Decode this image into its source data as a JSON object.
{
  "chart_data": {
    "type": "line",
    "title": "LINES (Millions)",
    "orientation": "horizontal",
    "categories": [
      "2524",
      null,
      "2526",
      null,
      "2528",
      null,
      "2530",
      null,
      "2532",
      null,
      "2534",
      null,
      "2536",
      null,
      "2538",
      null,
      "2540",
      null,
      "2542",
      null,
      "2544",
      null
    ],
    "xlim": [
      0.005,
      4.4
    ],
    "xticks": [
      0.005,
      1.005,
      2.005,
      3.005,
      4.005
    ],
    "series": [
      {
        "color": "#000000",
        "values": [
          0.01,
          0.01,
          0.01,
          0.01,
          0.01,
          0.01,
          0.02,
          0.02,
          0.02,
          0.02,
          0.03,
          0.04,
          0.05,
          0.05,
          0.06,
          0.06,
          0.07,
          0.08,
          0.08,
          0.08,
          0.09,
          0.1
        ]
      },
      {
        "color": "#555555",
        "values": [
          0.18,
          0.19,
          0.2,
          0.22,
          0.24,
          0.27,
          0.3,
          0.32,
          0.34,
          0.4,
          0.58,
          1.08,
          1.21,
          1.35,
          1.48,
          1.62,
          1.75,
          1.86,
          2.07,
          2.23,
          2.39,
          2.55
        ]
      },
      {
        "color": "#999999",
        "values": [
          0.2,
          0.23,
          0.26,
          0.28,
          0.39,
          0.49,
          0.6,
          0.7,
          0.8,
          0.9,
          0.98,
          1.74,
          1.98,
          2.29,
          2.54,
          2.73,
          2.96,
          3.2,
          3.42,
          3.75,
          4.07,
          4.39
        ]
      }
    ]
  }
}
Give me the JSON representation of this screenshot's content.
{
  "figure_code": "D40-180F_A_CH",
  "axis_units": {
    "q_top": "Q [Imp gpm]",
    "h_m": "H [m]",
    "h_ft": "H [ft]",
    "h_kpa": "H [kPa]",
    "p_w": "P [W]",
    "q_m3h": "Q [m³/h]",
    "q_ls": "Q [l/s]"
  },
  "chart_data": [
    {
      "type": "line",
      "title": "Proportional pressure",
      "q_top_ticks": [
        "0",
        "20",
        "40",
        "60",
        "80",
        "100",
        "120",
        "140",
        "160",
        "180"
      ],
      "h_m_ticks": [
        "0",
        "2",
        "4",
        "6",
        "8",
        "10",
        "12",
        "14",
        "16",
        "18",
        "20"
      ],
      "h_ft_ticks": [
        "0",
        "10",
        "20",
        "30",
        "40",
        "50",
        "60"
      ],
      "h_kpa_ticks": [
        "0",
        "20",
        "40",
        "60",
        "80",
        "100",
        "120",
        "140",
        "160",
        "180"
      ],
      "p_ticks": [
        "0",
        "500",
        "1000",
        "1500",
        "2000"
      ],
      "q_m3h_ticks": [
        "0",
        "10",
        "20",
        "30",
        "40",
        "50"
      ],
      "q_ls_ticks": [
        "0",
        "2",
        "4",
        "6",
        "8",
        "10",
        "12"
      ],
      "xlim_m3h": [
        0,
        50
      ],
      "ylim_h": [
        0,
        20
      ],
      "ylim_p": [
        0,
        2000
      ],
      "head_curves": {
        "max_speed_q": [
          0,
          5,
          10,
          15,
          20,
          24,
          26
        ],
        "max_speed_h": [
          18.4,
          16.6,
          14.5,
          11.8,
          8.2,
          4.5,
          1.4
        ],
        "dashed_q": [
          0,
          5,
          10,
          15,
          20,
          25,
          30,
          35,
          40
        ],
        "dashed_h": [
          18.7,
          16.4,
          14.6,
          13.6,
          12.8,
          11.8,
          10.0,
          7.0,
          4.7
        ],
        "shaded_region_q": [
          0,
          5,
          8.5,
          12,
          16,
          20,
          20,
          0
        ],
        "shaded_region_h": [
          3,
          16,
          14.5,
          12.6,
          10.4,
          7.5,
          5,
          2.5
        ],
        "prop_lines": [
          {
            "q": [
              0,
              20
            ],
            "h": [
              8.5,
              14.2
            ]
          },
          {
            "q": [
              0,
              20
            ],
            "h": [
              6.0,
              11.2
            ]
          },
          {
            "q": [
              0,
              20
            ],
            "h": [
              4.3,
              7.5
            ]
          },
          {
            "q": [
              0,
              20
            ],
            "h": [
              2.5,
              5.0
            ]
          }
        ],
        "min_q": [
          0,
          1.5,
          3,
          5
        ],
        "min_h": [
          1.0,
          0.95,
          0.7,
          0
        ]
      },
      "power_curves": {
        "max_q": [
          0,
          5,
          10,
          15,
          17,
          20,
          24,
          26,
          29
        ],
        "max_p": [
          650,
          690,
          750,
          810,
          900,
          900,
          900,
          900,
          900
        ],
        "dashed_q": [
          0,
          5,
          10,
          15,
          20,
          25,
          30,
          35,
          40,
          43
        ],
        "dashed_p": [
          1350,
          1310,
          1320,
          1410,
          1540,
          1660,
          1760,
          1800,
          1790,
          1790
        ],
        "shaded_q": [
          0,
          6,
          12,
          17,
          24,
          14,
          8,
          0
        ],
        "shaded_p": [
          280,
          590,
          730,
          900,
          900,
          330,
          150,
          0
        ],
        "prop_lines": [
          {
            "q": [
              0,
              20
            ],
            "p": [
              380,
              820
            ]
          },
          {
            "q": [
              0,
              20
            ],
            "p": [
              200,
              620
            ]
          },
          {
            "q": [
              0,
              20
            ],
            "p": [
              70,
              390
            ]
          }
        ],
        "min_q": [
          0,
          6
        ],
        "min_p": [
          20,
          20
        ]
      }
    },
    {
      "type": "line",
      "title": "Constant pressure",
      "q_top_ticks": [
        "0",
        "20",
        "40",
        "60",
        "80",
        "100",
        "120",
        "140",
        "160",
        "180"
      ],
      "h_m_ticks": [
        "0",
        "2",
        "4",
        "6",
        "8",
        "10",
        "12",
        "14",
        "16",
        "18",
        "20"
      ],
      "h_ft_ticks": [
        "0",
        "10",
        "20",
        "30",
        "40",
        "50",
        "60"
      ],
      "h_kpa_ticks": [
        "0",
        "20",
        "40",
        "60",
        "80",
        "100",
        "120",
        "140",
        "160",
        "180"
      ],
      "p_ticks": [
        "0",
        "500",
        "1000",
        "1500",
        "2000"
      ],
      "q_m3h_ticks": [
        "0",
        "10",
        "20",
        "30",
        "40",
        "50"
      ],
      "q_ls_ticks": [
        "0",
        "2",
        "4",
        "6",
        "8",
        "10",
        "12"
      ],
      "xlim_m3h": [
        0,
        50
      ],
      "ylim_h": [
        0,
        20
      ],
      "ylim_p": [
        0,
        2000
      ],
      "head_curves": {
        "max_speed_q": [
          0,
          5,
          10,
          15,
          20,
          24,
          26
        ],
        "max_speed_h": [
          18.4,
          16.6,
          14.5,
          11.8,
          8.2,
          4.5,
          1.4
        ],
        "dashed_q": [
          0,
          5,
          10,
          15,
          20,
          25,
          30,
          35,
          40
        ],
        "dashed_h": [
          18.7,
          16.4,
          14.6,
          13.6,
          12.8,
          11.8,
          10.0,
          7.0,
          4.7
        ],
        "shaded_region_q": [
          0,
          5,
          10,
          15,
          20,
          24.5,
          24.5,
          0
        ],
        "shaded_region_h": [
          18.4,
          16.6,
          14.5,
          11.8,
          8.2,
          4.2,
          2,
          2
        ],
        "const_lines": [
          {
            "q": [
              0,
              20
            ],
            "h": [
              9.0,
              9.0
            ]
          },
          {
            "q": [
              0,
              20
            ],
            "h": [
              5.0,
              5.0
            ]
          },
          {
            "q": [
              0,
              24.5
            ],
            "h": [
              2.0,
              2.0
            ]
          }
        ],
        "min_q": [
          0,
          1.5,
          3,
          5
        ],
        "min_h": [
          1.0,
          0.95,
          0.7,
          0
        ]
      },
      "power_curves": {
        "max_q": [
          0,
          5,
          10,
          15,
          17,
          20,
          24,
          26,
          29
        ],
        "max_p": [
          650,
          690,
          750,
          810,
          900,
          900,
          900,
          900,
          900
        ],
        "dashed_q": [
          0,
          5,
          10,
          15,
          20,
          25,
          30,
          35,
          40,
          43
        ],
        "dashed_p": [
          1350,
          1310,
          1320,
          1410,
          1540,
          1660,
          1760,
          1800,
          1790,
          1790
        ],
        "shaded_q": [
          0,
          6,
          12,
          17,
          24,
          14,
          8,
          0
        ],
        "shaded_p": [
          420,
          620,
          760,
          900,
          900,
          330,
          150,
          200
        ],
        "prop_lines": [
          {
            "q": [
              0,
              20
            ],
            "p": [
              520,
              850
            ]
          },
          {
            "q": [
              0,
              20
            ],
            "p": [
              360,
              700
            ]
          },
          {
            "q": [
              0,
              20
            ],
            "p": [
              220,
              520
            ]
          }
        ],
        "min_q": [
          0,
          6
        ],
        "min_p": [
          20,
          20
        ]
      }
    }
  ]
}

════════════════

=== WHAT THE EXERCISE ASKS ===
Report each line in the preceding entries that holds the string "this".

=== RESULT ===
Decode this image into its source data as a JSON object.
Give me the JSON representation of this screenshot's content.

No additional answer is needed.